SOURCE TEXT:
WARNING: Never get engaged in e-mails about the Leeds-Harvard referencing system while you’re listening to a new four CD soundtrack from Fanderson. It just leads to Bad Stuff like this…

 

Look, there’s something really good I want to tell you, but I don’t quite know how I need to express it in an academic manner. It’s all about the ATV science-fiction film series UFO (1970-1971).

Oh, before I tell you what I want to tell you,  a wee while back I made reference to this series as ‘UFO (1970-1971)’, very much like I did at the end of that last sentence, and yet most reference works on the show – and certainly all the academic works I’ve seen – refer to it as UFO (1970-1973). Which is probably my fault…

Sorry.

Back in 198SomethingOrOther, I was attempting to assemble a fanzine episode guide to UFO with transmission dates. Because UFO was an ATV film series, I naturally believed that ATV would be the logical ITV region to seek out transmission dates; because it’s their series, and they would have had a vested interest in giving it decent exposure wouldn’t they? This was not, however, the case.

Fig 1: S H A D O  SUPREME HEADQUARTERS . . . . . . ALIEN DEFENCE ORGANISATION . . .

Fig 1: S H A D O  SUPREME HEADQUARTERS . . . . . . ALIEN DEFENCE ORGANISATION . . .

UFO had a bit of a false start. It was placed at 8pm on Wednesdays from 16 September 1970… but it didn’t really work in an 8pm slot… not when by Spring 1971 there were spin-off comics and toys aimed at the younger market. So, from February 1971, it was shifted to 5.15pm on Saturdays as a more juvenile friendly placing which would help shift issues of Countdown and Dinky SHADO Interceptor die-casts. But – content wise – that caused a problem as some of the UFO incidents still to air were a tad on the adult side. The Responsibility Seat featured a female character in a state of undress to create a compromising situation… while The Long Sleep depicted both recreational drugs and attempted rape. Not ideal as a follow-up to the classified football results. So, the two episodes weren’t scheduled and remained unaired by the end of the run in July 1971.

By the time ATV did find some suitable late night slots, it was March 1973 and this is where the two previously unscreened editions showed up. Hence UFO (1970-1973).

Fig 2: You’ll be relieved to hear that ATV did not screen this at 5.15pm on a Saturday

Fig 2: You’ll be relieved to hear that ATV did not screen this at 5.15pm on a Saturday

But to me, that’s instinctively wrong.  If I glance at ‘1970-1973’ that suggests to me a show that ran for – maybe – three complete seasons.  In fact, it really only ran for one [i] and the 1973 dates are more of a regional anomaly…

And talking of regional anomalies… if you lived in London, you’d possibly write UFO (1971-1975) because London Weekend Television held it back by a year compared to most of the country and then didn’t find enough post-watershed slots until almost four years after its debut. Or in the USA you might go for UFO (1972-1973) since it was September 1972 before the show went into syndication.

Anyway, that’s the years of transmission sorted out and I can now get back to the real business in hand of what I want to tell you. Although, I have to admit that I’m still worrying about how the Leeds-Harvard referencing system works while listening to SHADO interceptors being launched from moonbase. And my current crisis of faith is based around the format example which I’d highlighted previously:

Series title, number and Title of episode (if applicable). Year. Transmitting organisation/channel. Date and time of transmission.

DATA EXCERPTS:

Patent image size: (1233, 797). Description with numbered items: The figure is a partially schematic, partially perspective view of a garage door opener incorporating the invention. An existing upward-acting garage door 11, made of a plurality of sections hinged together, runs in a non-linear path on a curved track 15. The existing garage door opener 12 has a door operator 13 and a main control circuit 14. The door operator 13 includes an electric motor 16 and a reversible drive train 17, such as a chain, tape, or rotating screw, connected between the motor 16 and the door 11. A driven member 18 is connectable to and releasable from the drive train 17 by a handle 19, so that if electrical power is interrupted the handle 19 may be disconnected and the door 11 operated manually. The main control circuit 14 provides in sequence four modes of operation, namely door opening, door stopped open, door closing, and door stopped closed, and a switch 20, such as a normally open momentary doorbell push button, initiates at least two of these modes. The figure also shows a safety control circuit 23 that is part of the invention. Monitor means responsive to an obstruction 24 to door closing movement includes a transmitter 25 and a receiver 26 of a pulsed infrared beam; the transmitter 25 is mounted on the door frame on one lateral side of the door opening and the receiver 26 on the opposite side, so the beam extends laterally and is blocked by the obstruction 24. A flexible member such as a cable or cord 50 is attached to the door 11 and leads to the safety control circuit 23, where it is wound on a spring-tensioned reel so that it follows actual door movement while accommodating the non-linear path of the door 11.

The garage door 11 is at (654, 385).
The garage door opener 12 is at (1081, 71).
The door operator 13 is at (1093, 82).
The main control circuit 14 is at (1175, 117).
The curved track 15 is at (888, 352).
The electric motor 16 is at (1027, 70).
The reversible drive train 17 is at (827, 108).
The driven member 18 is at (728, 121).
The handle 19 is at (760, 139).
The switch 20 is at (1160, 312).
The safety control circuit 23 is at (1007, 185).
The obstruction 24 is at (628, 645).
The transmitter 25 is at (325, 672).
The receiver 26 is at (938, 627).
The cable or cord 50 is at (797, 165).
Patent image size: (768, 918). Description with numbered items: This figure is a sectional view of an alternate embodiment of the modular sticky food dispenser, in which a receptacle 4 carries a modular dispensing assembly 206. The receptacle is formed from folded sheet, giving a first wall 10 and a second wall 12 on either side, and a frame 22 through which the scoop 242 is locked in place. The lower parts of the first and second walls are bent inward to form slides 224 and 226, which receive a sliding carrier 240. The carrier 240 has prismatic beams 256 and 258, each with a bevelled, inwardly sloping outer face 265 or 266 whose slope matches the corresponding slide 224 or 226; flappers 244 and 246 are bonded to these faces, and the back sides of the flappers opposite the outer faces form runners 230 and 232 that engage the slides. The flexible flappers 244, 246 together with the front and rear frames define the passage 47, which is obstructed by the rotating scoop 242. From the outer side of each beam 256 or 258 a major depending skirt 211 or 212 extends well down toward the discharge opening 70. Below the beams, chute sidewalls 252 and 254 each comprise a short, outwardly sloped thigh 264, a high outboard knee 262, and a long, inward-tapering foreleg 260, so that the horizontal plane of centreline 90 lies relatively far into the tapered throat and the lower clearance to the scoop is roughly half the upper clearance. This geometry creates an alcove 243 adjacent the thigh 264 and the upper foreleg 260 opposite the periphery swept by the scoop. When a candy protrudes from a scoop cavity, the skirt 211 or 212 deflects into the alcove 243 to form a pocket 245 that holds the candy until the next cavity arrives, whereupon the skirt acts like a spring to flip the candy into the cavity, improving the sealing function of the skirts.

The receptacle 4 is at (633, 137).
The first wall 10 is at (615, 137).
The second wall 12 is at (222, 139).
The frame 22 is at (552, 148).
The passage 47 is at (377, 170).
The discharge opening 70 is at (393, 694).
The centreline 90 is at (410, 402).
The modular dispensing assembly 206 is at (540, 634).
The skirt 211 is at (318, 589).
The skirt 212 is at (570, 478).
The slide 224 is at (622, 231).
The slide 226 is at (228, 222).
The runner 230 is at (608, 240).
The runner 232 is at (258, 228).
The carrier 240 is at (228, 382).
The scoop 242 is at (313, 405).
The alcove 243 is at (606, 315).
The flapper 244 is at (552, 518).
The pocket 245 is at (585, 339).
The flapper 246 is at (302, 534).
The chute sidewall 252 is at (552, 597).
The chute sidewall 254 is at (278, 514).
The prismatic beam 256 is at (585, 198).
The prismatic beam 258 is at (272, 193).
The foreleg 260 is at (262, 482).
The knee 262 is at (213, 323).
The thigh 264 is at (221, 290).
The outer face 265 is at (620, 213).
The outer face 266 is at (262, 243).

TASK INSTRUCTIONS:
1. Reproduce the records word for word, everything from their start down to the line containing "The electric motor 16 is at (1027, 70).", with both of those lines included.
2. Resume the piece on referencing the UFO series from where it stops.
The text and the records have no connection to each other.

ANSWERS:
1.
Patent image size: (1233, 797). Description with numbered items: The figure is a partially schematic, partially perspective view of a garage door opener incorporating the invention. An existing upward-acting garage door 11, made of a plurality of sections hinged together, runs in a non-linear path on a curved track 15. The existing garage door opener 12 has a door operator 13 and a main control circuit 14. The door operator 13 includes an electric motor 16 and a reversible drive train 17, such as a chain, tape, or rotating screw, connected between the motor 16 and the door 11. A driven member 18 is connectable to and releasable from the drive train 17 by a handle 19, so that if electrical power is interrupted the handle 19 may be disconnected and the door 11 operated manually. The main control circuit 14 provides in sequence four modes of operation, namely door opening, door stopped open, door closing, and door stopped closed, and a switch 20, such as a normally open momentary doorbell push button, initiates at least two of these modes. The figure also shows a safety control circuit 23 that is part of the invention. Monitor means responsive to an obstruction 24 to door closing movement includes a transmitter 25 and a receiver 26 of a pulsed infrared beam; the transmitter 25 is mounted on the door frame on one lateral side of the door opening and the receiver 26 on the opposite side, so the beam extends laterally and is blocked by the obstruction 24. A flexible member such as a cable or cord 50 is attached to the door 11 and leads to the safety control circuit 23, where it is wound on a spring-tensioned reel so that it follows actual door movement while accommodating the non-linear path of the door 11.

The garage door 11 is at (654, 385).
The garage door opener 12 is at (1081, 71).
The door operator 13 is at (1093, 82).
The main control circuit 14 is at (1175, 117).
The curved track 15 is at (888, 352).
The electric motor 16 is at (1027, 70).

2.
 

It’s all very well saying ‘Transmitting organisation/channel’ and ‘Date and time of transmission’ but for somebody who’s been scouring TV listings since the late 1960s it feels instinctively to me like an incredibly flippant statement where I have supplementary questions that I should like to pose to Mx Leeds and Mx Harvard if they happen to be looking in.

Which transmission date do I use? Do I pick one consistent broadcaster and stick to that? And should that be the first broadcaster? Or the originating company? Or, do I use the earliest broadcast date regardless of broadcaster?

Actually, that’d be handy… because it would get my (1970-1973) down to (1970-1971) which is what feels right. You see, another ITV region – Anglia – screened The Responsibility Seat on 3 March 1971 and The Long Sleep on 1 April 1971.

But if I do that, that gives me the problem that sometimes you have two episodes debuting at the same time on the same day. That means that both The Square Triangle and Sub-Smash debut on 11 November 1970 – the former via Tyne Tees and Border, and the latter via ATV and Anglia. And that means that I don’t have a neat sequence of single instances…

To make matters even worse, UFO actually made its worldwide debut in Canada where CTV started screening it with Identified on 14 September 1970… two days before its commenced broadcast on ATV, Border and Tyne Tees.

So, do I need to ignore the ITV network altogether and look further afield…?

Part of my problem is that I see all this as data. I’ve been building databases for almost 40 years now – so I see most of the world as data. And I know that if I was building a database to house this data, a ‘programme’/’broadcast date’ relationship is a one-to-many (i.e. one programme can have many transmission dates) and not necessarily a simplistic one-to-one (i.e. a single broadcast).

What is a broadcast date actually telling me anyway?  It depends on the degree of detail. The ATV air date for Identified of 16 September 1970 could just tell me broadly speaking that it’s an old programme or that it was aired early in the colour era of ITV or that it was pre-Star Wars (1977) or that it’s Post-War.  Or it could tell me more precisely that it’s just over a year after BBC1 started screening Star Trek (1966-1969)[ii] or two years before the next series from Gerry Anderson (i.e. The Protectors (1972-1974)) and one year after his last one (The Secret Service (1969)). Or even more exactly that it was part of the autumn 1970 season for ATV. Or that it was the same evening that Annie Walker became the new landlady of the Rovers Return on the corner of Rosamund Street and Coronation Street (1960-).

Fig 3: This sounds so exciting!

Fig 3: This sounds so exciting!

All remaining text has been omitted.